▶ **The task**
Return all entries word for word, but drop any images.

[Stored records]
══════
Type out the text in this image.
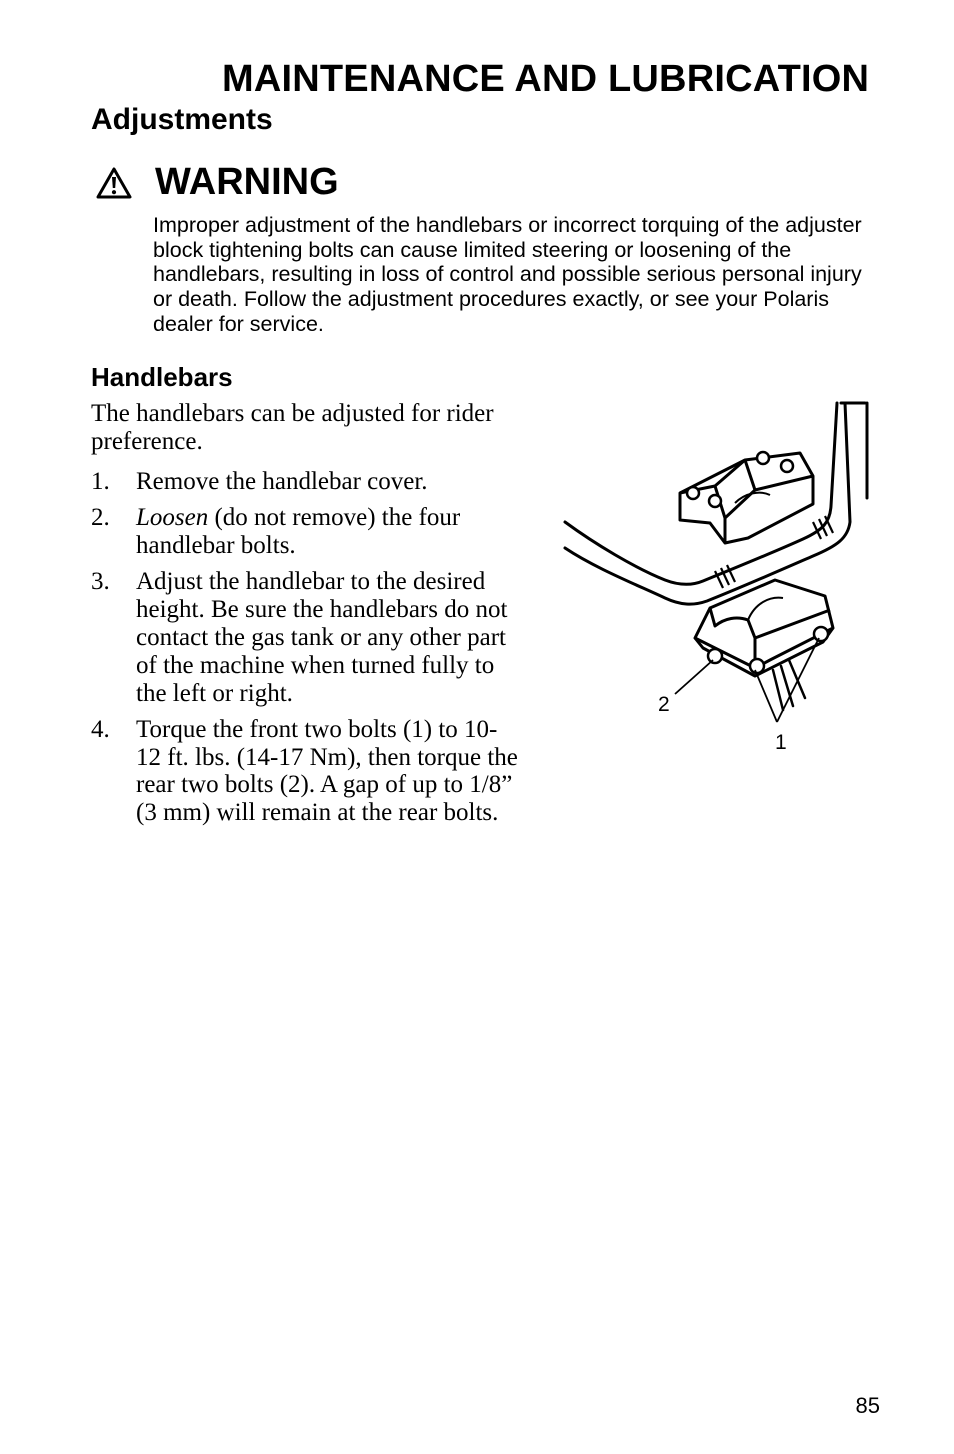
MAINTENANCE AND LUBRICATION
Adjustments
WARNING
Improper adjustment of the handlebars or incorrect torquing of the adjuster block tightening bolts can cause limited steering or loosening of the handlebars, resulting in loss of control and possible serious personal injury or death. Follow the adjustment procedures exactly, or see your Polaris dealer for service.
Handlebars
The handlebars can be adjusted for rider preference.
1.	Remove the handlebar cover.
2.	Loosen (do not remove) the four handlebar bolts.
3.	Adjust the handlebar to the desired height. Be sure the handlebars do not contact the gas tank or any other part of the machine when turned fully to the left or right.
4.	Torque the front two bolts (1) to 10-12 ft. lbs. (14-17 Nm), then torque the rear two bolts (2). A gap of up to 1/8” (3 mm) will remain at the rear bolts.
2
1
85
══════
▶ **Finished answer**
Type out the text in this image.
MAINTENANCE AND LUBRICATION
Adjustments
WARNING
Improper adjustment of the handlebars or incorrect torquing of the adjuster block tightening bolts can cause limited steering or loosening of the handlebars, resulting in loss of control and possible serious personal injury or death. Follow the adjustment procedures exactly, or see your Polaris dealer for service.
Handlebars
The handlebars can be adjusted for rider preference.
1.	Remove the handlebar cover.
2.	Loosen (do not remove) the four handlebar bolts.
3.	Adjust the handlebar to the desired height. Be sure the handlebars do not contact the gas tank or any other part of the machine when turned fully to the left or right.
4.	Torque the front two bolts (1) to 10-12 ft. lbs. (14-17 Nm), then torque the rear two bolts (2). A gap of up to 1/8” (3 mm) will remain at the rear bolts.
2
1
85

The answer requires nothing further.